What you are asked to do: Look through the listing for the word "JSON". Copy each line that has it.

(A run of records)
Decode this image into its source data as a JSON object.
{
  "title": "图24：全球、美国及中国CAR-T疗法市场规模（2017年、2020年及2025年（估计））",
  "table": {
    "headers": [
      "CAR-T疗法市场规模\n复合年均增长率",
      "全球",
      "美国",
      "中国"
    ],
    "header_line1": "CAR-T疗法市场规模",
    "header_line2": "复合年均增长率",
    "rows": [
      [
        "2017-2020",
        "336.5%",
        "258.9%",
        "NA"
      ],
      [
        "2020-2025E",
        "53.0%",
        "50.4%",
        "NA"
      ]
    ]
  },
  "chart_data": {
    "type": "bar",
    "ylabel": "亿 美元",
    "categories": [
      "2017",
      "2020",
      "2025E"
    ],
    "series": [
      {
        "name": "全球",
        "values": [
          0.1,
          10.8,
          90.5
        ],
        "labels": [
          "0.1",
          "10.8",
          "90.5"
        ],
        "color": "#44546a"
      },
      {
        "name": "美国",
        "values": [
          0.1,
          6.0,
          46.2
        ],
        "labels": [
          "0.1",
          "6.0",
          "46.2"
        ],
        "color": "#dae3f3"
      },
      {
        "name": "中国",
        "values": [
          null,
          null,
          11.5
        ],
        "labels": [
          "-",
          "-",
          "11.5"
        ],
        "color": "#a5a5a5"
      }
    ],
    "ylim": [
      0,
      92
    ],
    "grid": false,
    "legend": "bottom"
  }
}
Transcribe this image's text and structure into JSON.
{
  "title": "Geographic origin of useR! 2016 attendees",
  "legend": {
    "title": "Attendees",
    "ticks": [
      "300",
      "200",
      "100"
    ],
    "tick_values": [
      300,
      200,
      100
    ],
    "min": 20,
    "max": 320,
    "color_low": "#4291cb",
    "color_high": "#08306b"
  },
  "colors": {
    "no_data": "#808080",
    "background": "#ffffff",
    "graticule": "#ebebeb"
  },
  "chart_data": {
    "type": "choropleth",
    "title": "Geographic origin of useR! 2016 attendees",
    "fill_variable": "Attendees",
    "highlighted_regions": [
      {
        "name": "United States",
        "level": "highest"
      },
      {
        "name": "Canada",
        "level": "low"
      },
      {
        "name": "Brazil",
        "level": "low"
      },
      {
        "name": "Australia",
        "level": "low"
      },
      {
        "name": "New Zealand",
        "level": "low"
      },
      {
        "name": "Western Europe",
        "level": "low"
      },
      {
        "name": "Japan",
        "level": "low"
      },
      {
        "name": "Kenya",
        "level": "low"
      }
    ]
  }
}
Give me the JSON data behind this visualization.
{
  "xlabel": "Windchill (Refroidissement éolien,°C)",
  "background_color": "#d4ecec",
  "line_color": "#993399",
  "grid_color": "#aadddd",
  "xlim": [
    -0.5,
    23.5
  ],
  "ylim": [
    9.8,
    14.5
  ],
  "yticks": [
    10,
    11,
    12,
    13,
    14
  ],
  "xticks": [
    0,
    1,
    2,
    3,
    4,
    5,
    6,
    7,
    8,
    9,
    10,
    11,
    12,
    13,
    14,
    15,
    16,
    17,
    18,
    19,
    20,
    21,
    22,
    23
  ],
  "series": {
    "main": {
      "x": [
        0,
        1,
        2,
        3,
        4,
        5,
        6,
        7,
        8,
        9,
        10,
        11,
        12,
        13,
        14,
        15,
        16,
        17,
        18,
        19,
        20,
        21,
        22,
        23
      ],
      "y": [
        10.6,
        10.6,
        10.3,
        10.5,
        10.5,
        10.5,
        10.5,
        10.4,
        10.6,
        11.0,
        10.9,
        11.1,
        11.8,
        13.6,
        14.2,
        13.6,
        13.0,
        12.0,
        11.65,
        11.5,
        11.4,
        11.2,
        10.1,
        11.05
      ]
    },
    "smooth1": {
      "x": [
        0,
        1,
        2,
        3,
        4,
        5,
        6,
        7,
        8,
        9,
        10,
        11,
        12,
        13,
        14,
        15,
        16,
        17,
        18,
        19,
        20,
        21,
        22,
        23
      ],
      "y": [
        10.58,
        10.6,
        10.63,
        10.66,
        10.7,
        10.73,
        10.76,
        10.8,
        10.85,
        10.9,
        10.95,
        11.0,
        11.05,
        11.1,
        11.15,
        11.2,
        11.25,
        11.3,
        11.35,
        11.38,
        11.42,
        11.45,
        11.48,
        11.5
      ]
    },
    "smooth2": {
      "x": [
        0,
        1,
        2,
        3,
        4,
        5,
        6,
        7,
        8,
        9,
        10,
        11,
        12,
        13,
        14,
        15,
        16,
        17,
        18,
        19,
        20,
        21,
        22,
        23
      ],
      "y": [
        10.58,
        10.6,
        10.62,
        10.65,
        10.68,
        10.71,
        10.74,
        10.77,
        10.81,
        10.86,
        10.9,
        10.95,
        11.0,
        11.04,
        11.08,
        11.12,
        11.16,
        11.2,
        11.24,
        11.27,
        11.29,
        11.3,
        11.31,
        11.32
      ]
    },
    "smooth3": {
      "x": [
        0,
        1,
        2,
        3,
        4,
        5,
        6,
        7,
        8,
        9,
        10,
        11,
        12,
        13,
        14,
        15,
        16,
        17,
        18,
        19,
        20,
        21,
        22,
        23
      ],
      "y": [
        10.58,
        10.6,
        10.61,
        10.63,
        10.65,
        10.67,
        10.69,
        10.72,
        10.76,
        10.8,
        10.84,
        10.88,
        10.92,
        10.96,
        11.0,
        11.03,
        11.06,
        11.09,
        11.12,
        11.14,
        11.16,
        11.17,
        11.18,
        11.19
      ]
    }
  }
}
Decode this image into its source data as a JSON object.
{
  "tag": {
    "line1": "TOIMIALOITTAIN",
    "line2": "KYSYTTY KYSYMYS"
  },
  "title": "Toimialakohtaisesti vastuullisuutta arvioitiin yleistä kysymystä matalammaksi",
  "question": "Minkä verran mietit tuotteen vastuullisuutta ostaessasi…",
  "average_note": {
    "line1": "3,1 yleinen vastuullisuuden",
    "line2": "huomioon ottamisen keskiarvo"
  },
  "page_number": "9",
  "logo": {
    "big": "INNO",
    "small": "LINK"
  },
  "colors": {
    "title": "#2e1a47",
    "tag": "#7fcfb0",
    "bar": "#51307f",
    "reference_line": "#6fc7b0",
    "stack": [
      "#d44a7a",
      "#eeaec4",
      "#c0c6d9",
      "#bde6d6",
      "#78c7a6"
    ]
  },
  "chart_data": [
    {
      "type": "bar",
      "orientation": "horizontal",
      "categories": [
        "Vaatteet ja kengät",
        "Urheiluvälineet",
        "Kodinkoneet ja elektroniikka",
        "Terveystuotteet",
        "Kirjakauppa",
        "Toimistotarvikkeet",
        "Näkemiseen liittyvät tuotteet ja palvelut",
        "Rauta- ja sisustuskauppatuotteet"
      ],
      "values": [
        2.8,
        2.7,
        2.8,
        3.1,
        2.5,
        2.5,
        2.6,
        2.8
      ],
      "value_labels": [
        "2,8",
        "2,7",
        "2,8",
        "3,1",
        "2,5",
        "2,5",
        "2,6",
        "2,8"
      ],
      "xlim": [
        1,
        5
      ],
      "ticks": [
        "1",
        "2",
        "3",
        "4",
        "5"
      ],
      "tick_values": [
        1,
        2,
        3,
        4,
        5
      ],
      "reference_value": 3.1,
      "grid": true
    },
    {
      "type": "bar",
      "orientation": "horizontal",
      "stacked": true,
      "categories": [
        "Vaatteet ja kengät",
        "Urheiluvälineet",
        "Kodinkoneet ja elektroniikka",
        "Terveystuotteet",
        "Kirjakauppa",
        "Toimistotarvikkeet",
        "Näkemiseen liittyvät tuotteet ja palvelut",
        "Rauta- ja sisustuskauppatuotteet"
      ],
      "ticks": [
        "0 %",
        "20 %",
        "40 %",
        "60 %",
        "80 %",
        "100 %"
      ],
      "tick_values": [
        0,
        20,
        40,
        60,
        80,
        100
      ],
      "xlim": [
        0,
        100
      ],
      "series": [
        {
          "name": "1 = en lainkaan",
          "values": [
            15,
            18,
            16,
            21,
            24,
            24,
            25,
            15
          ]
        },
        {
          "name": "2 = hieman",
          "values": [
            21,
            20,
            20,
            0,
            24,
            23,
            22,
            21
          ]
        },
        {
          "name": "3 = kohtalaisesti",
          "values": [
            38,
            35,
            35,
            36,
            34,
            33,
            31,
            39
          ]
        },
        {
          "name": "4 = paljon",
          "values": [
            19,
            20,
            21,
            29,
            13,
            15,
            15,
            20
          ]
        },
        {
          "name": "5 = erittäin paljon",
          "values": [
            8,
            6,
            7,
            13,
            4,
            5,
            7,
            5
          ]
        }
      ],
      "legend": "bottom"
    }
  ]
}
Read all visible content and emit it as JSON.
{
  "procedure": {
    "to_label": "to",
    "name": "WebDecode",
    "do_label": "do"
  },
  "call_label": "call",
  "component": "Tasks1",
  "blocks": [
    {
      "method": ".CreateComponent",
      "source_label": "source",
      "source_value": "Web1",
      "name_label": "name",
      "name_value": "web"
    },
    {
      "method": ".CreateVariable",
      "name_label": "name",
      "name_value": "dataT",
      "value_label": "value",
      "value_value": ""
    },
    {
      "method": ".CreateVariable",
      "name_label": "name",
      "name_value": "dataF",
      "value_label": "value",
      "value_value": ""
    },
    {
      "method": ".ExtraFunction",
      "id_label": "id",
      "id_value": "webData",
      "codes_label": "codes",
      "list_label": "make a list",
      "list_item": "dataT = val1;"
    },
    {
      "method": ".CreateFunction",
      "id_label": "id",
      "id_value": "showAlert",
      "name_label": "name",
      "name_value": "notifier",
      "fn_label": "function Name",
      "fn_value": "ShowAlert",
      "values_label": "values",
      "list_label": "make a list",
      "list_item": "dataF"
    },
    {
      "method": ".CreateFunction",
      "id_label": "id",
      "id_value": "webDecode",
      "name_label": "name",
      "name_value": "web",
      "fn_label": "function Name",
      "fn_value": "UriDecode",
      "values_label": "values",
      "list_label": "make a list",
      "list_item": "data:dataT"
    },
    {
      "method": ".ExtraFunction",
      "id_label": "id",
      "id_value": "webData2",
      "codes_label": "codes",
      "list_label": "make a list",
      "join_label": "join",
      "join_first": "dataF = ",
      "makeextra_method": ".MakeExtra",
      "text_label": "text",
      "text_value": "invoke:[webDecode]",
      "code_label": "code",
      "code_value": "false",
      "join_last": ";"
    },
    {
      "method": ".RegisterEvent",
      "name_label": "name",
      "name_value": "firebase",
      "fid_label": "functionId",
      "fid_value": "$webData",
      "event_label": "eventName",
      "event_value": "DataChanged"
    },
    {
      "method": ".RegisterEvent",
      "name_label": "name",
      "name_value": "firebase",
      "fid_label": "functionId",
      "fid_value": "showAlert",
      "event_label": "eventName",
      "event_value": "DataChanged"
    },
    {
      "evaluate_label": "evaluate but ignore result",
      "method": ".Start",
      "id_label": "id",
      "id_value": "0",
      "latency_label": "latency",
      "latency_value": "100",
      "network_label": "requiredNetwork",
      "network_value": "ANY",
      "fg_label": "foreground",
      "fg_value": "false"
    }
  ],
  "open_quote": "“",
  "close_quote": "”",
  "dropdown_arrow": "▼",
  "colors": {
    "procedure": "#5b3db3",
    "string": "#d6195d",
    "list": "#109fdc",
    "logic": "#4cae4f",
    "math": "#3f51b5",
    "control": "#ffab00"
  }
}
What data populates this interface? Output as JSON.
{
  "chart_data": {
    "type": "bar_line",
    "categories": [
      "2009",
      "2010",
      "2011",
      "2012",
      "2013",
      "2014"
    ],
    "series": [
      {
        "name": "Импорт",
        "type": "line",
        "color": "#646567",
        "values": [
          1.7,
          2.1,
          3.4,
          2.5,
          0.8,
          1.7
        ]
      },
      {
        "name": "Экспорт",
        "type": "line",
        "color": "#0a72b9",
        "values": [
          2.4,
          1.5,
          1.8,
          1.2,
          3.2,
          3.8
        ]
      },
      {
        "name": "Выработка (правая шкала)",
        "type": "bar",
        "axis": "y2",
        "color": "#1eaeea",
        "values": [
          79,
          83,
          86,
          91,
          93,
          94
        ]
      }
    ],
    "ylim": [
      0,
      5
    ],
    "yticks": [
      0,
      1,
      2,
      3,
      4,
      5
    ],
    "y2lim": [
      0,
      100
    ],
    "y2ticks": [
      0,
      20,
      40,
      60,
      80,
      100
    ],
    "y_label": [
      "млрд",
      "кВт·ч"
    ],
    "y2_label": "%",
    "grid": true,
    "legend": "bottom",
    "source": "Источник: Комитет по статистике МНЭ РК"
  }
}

Answer:
Decode this image into its source data as a JSON object.
Transcribe this image's text and structure into JSON.
Give me the JSON data behind this visualization.
Decode this image into its source data as a JSON object.
Read all visible content and emit it as JSON.
What data populates this interface? Output as JSON.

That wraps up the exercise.